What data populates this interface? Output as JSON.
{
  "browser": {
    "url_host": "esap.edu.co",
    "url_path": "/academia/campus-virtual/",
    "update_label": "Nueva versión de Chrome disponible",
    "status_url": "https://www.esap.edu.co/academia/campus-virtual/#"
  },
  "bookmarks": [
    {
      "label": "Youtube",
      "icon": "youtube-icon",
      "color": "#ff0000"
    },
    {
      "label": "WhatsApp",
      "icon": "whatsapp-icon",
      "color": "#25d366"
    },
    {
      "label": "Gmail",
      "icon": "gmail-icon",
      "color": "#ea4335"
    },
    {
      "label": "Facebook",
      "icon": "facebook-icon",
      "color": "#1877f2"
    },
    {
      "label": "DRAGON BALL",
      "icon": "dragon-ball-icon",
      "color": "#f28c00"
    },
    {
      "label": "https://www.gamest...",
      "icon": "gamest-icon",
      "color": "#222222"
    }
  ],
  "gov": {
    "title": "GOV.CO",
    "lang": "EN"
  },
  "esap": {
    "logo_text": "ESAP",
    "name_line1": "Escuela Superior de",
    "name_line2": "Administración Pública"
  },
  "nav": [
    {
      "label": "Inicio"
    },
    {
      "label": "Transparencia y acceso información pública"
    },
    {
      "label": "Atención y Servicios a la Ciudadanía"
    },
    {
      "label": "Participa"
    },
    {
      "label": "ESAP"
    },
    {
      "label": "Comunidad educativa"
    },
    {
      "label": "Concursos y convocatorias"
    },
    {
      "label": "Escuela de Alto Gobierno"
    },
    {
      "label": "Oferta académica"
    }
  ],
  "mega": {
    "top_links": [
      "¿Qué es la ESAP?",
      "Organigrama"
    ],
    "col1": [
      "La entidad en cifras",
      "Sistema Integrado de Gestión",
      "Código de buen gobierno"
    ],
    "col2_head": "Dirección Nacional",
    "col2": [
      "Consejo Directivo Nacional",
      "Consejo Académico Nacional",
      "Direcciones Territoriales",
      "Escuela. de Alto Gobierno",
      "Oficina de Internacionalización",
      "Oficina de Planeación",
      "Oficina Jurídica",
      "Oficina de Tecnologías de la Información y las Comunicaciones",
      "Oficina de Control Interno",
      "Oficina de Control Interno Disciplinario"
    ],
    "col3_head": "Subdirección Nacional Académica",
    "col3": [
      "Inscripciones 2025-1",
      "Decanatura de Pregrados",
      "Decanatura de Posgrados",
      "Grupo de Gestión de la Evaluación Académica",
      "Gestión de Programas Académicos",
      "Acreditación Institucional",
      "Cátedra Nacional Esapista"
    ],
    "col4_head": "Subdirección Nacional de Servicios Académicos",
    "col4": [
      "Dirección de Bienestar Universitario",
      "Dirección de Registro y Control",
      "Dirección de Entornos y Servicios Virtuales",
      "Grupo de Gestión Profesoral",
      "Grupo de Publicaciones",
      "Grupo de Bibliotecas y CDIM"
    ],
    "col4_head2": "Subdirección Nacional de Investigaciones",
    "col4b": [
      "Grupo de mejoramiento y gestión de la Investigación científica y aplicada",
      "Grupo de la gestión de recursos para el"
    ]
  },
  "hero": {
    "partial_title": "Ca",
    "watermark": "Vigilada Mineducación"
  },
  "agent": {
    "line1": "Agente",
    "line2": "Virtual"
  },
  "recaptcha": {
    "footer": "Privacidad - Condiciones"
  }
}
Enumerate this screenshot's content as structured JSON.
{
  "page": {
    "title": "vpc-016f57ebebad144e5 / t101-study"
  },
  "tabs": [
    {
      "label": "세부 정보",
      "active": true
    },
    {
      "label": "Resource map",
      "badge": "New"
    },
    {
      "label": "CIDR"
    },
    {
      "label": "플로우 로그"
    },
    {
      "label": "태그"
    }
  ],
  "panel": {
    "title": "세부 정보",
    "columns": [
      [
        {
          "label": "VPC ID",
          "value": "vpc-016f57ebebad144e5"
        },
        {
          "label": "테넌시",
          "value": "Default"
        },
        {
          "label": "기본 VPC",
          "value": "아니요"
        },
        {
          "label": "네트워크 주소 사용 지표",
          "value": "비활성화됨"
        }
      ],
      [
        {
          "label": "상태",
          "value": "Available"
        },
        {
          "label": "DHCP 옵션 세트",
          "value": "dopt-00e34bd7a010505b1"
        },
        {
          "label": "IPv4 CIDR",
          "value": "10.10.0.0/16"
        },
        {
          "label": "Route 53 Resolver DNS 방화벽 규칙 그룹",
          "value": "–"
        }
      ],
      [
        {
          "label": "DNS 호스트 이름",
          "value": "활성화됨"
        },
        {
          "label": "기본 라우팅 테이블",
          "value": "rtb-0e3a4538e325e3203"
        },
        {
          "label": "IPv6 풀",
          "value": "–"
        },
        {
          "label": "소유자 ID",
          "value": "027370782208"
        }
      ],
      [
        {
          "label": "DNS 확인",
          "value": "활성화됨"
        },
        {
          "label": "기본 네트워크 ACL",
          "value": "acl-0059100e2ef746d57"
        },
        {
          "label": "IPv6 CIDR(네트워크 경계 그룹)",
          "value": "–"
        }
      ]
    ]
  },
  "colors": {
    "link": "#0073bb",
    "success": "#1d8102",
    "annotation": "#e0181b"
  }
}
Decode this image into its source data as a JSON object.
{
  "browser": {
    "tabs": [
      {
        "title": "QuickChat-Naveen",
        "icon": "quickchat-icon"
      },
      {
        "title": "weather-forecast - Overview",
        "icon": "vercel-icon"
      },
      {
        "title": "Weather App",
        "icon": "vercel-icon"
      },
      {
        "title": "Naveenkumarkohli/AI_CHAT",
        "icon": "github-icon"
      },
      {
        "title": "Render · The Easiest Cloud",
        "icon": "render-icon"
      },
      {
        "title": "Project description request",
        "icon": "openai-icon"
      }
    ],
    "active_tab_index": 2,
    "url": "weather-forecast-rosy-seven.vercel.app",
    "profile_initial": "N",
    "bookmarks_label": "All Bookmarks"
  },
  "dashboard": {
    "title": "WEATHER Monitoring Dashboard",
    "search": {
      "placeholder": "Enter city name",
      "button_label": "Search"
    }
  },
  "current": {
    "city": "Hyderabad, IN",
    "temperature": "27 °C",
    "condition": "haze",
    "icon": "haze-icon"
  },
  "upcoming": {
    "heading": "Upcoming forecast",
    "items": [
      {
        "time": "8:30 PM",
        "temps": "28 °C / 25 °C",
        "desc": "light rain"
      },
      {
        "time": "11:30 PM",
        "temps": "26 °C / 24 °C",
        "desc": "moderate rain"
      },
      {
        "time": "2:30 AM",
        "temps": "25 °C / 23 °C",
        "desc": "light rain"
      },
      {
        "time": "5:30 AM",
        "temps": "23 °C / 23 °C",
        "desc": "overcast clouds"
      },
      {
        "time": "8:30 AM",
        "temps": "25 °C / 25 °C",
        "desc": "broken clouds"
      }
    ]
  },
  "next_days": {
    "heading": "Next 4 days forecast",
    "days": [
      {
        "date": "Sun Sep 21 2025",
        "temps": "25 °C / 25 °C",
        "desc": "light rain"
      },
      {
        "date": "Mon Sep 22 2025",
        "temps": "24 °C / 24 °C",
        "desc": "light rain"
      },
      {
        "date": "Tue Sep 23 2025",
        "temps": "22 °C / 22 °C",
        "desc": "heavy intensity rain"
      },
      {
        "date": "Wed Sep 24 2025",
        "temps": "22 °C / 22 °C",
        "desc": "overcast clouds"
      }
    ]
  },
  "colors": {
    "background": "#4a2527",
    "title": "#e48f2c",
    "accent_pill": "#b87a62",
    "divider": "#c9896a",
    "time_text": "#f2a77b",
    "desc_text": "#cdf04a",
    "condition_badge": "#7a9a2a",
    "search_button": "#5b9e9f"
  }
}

> What is required:
Return all lines containing "data".

> Written response:
What data populates this interface? Output as JSON.
Decode this image into its source data as a JSON object.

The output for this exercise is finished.